EXERCISE GOAL
Set down each line of the material that follows, exactly, with no pictures.
— start of MATERIAL PROVIDED —
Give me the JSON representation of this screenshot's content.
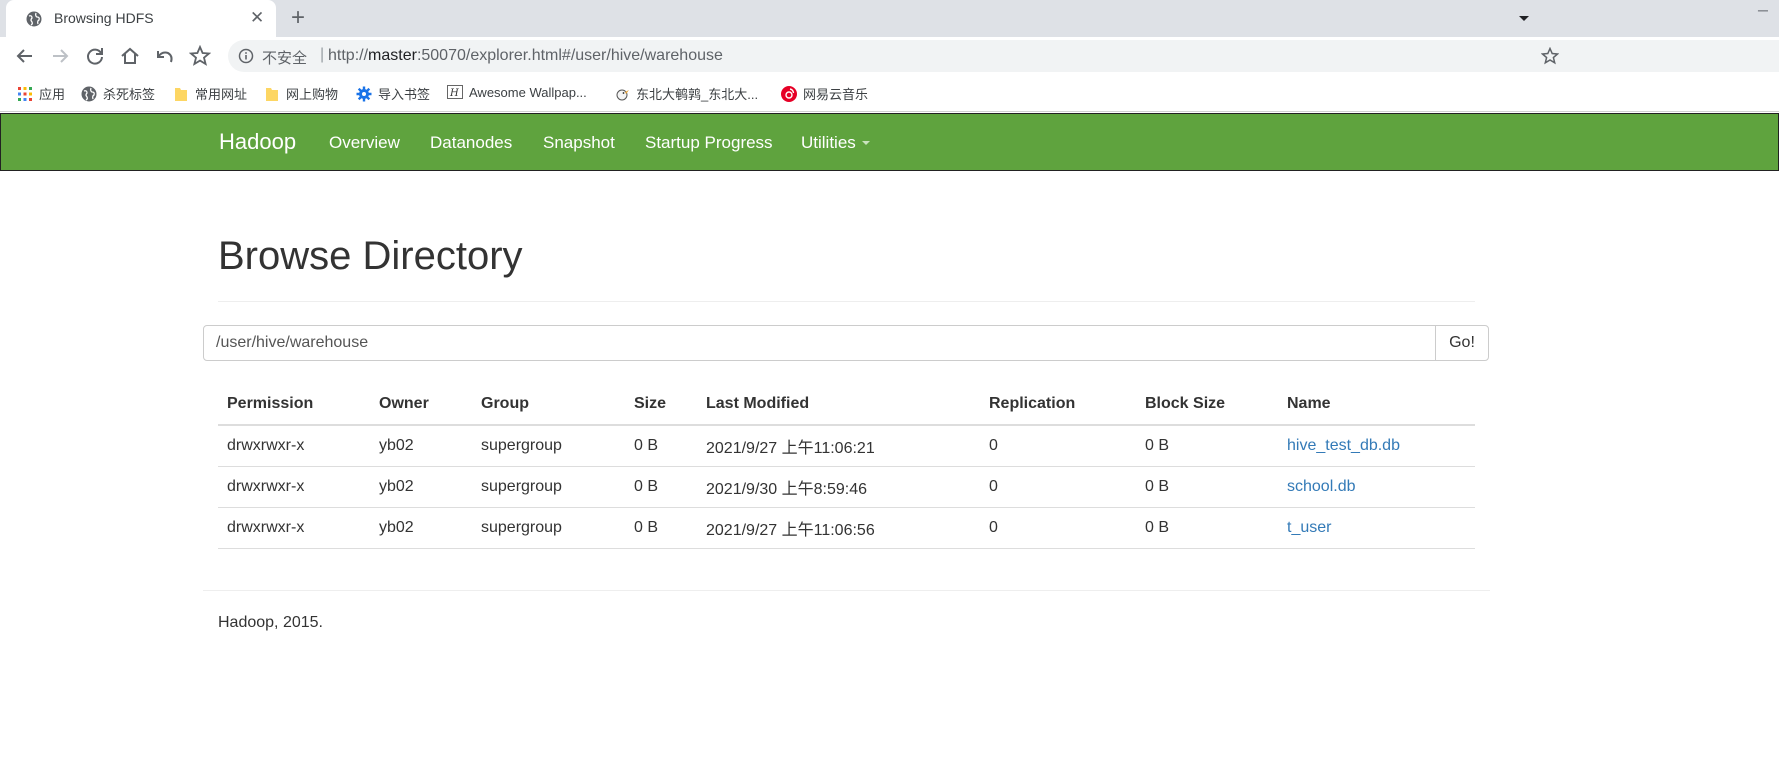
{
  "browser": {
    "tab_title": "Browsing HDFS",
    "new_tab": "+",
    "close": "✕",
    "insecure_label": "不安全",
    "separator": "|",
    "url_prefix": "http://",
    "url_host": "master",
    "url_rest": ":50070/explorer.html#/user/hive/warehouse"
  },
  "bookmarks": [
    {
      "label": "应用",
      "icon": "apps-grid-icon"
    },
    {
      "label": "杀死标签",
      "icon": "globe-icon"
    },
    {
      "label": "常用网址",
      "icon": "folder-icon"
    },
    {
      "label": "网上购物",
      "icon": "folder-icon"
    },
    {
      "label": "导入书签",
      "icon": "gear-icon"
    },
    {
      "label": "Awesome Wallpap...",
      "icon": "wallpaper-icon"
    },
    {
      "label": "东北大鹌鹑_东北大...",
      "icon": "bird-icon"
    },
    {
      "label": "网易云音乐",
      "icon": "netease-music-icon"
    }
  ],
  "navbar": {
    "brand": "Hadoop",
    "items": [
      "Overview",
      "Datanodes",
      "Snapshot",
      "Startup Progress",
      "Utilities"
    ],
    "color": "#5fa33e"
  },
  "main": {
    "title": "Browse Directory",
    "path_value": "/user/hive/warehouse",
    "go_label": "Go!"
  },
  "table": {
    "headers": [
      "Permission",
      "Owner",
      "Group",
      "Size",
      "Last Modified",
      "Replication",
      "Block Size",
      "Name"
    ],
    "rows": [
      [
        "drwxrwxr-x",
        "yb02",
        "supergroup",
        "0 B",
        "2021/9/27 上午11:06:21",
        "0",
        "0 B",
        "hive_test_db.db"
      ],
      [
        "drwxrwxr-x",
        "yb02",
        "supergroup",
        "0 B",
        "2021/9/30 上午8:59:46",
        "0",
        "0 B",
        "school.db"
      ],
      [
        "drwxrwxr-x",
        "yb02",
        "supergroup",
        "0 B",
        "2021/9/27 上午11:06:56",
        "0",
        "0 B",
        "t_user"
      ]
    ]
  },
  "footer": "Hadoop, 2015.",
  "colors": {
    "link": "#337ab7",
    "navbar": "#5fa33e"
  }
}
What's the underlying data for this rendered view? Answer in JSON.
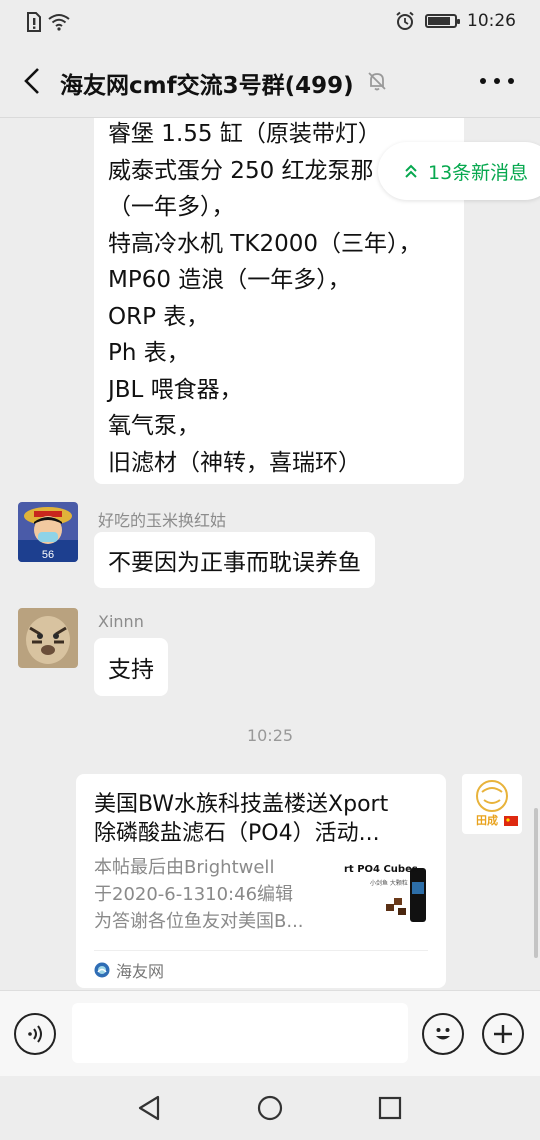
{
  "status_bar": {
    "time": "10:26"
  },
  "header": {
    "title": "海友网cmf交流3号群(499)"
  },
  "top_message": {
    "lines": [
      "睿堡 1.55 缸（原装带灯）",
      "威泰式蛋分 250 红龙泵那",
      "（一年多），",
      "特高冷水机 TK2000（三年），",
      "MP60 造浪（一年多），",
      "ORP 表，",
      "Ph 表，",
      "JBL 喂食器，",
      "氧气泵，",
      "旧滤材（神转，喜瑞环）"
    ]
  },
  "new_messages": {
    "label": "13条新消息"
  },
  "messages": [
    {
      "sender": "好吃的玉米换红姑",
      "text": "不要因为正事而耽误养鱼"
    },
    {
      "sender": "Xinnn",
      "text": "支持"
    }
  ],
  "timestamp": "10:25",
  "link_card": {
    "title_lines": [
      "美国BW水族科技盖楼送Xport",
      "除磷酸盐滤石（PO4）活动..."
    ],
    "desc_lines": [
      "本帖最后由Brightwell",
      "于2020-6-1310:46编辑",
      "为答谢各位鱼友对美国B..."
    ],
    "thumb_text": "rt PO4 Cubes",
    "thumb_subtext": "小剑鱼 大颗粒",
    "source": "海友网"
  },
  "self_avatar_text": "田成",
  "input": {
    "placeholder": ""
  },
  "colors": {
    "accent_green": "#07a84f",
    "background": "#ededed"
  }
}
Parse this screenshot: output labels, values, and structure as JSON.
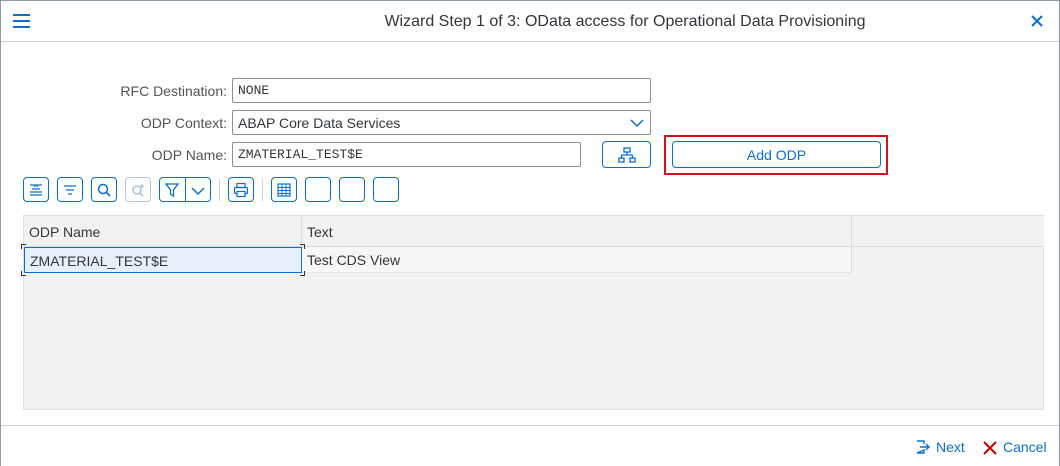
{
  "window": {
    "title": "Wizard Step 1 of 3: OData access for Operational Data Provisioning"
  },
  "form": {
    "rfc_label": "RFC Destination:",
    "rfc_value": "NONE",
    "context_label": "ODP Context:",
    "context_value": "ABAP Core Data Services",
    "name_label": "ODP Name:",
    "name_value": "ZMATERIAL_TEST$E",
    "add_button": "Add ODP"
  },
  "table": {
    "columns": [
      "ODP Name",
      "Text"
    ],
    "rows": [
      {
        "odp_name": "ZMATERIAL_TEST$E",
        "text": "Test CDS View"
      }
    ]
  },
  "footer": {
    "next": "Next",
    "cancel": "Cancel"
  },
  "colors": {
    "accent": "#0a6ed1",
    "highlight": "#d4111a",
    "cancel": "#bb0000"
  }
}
— end of MATERIAL PROVIDED —
ANSWER TO THE PROBLEM
Give me the JSON representation of this screenshot's content.
{
  "browser": {
    "tab_title": "Browsing HDFS",
    "new_tab": "+",
    "close": "✕",
    "insecure_label": "不安全",
    "separator": "|",
    "url_prefix": "http://",
    "url_host": "master",
    "url_rest": ":50070/explorer.html#/user/hive/warehouse"
  },
  "bookmarks": [
    {
      "label": "应用",
      "icon": "apps-grid-icon"
    },
    {
      "label": "杀死标签",
      "icon": "globe-icon"
    },
    {
      "label": "常用网址",
      "icon": "folder-icon"
    },
    {
      "label": "网上购物",
      "icon": "folder-icon"
    },
    {
      "label": "导入书签",
      "icon": "gear-icon"
    },
    {
      "label": "Awesome Wallpap...",
      "icon": "wallpaper-icon"
    },
    {
      "label": "东北大鹌鹑_东北大...",
      "icon": "bird-icon"
    },
    {
      "label": "网易云音乐",
      "icon": "netease-music-icon"
    }
  ],
  "navbar": {
    "brand": "Hadoop",
    "items": [
      "Overview",
      "Datanodes",
      "Snapshot",
      "Startup Progress",
      "Utilities"
    ],
    "color": "#5fa33e"
  },
  "main": {
    "title": "Browse Directory",
    "path_value": "/user/hive/warehouse",
    "go_label": "Go!"
  },
  "table": {
    "headers": [
      "Permission",
      "Owner",
      "Group",
      "Size",
      "Last Modified",
      "Replication",
      "Block Size",
      "Name"
    ],
    "rows": [
      [
        "drwxrwxr-x",
        "yb02",
        "supergroup",
        "0 B",
        "2021/9/27 上午11:06:21",
        "0",
        "0 B",
        "hive_test_db.db"
      ],
      [
        "drwxrwxr-x",
        "yb02",
        "supergroup",
        "0 B",
        "2021/9/30 上午8:59:46",
        "0",
        "0 B",
        "school.db"
      ],
      [
        "drwxrwxr-x",
        "yb02",
        "supergroup",
        "0 B",
        "2021/9/27 上午11:06:56",
        "0",
        "0 B",
        "t_user"
      ]
    ]
  },
  "footer": "Hadoop, 2015.",
  "colors": {
    "link": "#337ab7",
    "navbar": "#5fa33e"
  }
}
What's the underlying data for this rendered view? Answer in JSON.
{
  "status_bar": {
    "time": "10:26"
  },
  "header": {
    "title": "海友网cmf交流3号群(499)"
  },
  "top_message": {
    "lines": [
      "睿堡 1.55 缸（原装带灯）",
      "威泰式蛋分 250 红龙泵那",
      "（一年多），",
      "特高冷水机 TK2000（三年），",
      "MP60 造浪（一年多），",
      "ORP 表，",
      "Ph 表，",
      "JBL 喂食器，",
      "氧气泵，",
      "旧滤材（神转，喜瑞环）"
    ]
  },
  "new_messages": {
    "label": "13条新消息"
  },
  "messages": [
    {
      "sender": "好吃的玉米换红姑",
      "text": "不要因为正事而耽误养鱼"
    },
    {
      "sender": "Xinnn",
      "text": "支持"
    }
  ],
  "timestamp": "10:25",
  "link_card": {
    "title_lines": [
      "美国BW水族科技盖楼送Xport",
      "除磷酸盐滤石（PO4）活动..."
    ],
    "desc_lines": [
      "本帖最后由Brightwell",
      "于2020-6-1310:46编辑",
      "为答谢各位鱼友对美国B..."
    ],
    "thumb_text": "rt PO4 Cubes",
    "thumb_subtext": "小剑鱼 大颗粒",
    "source": "海友网"
  },
  "self_avatar_text": "田成",
  "input": {
    "placeholder": ""
  },
  "colors": {
    "accent_green": "#07a84f",
    "background": "#ededed"
  }
}
Parse this screenshot: output labels, values, and structure as JSON.
{
  "window": {
    "title": "Wizard Step 1 of 3: OData access for Operational Data Provisioning"
  },
  "form": {
    "rfc_label": "RFC Destination:",
    "rfc_value": "NONE",
    "context_label": "ODP Context:",
    "context_value": "ABAP Core Data Services",
    "name_label": "ODP Name:",
    "name_value": "ZMATERIAL_TEST$E",
    "add_button": "Add ODP"
  },
  "table": {
    "columns": [
      "ODP Name",
      "Text"
    ],
    "rows": [
      {
        "odp_name": "ZMATERIAL_TEST$E",
        "text": "Test CDS View"
      }
    ]
  },
  "footer": {
    "next": "Next",
    "cancel": "Cancel"
  },
  "colors": {
    "accent": "#0a6ed1",
    "highlight": "#d4111a",
    "cancel": "#bb0000"
  }
}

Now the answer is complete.